Locate the line that contains "Read all visible content and emit it as JSON.", then copy it and all later lines of the data below exactly, through the last one.

### GIVEN RECORDS:
+ + + + +
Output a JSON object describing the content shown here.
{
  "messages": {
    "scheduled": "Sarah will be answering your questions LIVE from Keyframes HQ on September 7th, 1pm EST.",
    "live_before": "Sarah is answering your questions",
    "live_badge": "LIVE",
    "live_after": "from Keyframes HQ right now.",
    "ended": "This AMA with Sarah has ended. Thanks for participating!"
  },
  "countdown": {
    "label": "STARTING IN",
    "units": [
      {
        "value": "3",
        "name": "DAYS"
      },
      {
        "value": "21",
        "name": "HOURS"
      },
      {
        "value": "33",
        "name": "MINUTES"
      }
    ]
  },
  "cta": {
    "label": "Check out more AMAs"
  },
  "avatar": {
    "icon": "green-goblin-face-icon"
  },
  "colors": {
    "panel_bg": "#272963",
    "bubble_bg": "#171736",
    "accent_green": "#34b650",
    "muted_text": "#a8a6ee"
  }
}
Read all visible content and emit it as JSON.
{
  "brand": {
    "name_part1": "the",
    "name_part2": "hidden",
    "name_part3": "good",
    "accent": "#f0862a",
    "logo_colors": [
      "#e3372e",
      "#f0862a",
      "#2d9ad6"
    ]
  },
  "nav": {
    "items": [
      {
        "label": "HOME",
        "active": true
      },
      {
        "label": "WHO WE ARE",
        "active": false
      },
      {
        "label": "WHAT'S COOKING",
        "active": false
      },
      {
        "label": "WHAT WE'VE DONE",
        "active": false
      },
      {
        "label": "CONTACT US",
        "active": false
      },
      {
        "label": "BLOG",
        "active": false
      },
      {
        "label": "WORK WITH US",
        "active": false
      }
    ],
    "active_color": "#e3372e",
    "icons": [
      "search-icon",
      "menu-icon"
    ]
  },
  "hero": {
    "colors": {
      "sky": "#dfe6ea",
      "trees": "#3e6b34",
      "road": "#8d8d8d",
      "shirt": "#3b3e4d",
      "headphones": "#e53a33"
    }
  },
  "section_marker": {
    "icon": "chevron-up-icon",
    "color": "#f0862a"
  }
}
+ + + + +
### FULL RESPONSE:
Read all visible content and emit it as JSON.
{
  "brand": {
    "name_part1": "the",
    "name_part2": "hidden",
    "name_part3": "good",
    "accent": "#f0862a",
    "logo_colors": [
      "#e3372e",
      "#f0862a",
      "#2d9ad6"
    ]
  },
  "nav": {
    "items": [
      {
        "label": "HOME",
        "active": true
      },
      {
        "label": "WHO WE ARE",
        "active": false
      },
      {
        "label": "WHAT'S COOKING",
        "active": false
      },
      {
        "label": "WHAT WE'VE DONE",
        "active": false
      },
      {
        "label": "CONTACT US",
        "active": false
      },
      {
        "label": "BLOG",
        "active": false
      },
      {
        "label": "WORK WITH US",
        "active": false
      }
    ],
    "active_color": "#e3372e",
    "icons": [
      "search-icon",
      "menu-icon"
    ]
  },
  "hero": {
    "colors": {
      "sky": "#dfe6ea",
      "trees": "#3e6b34",
      "road": "#8d8d8d",
      "shirt": "#3b3e4d",
      "headphones": "#e53a33"
    }
  },
  "section_marker": {
    "icon": "chevron-up-icon",
    "color": "#f0862a"
  }
}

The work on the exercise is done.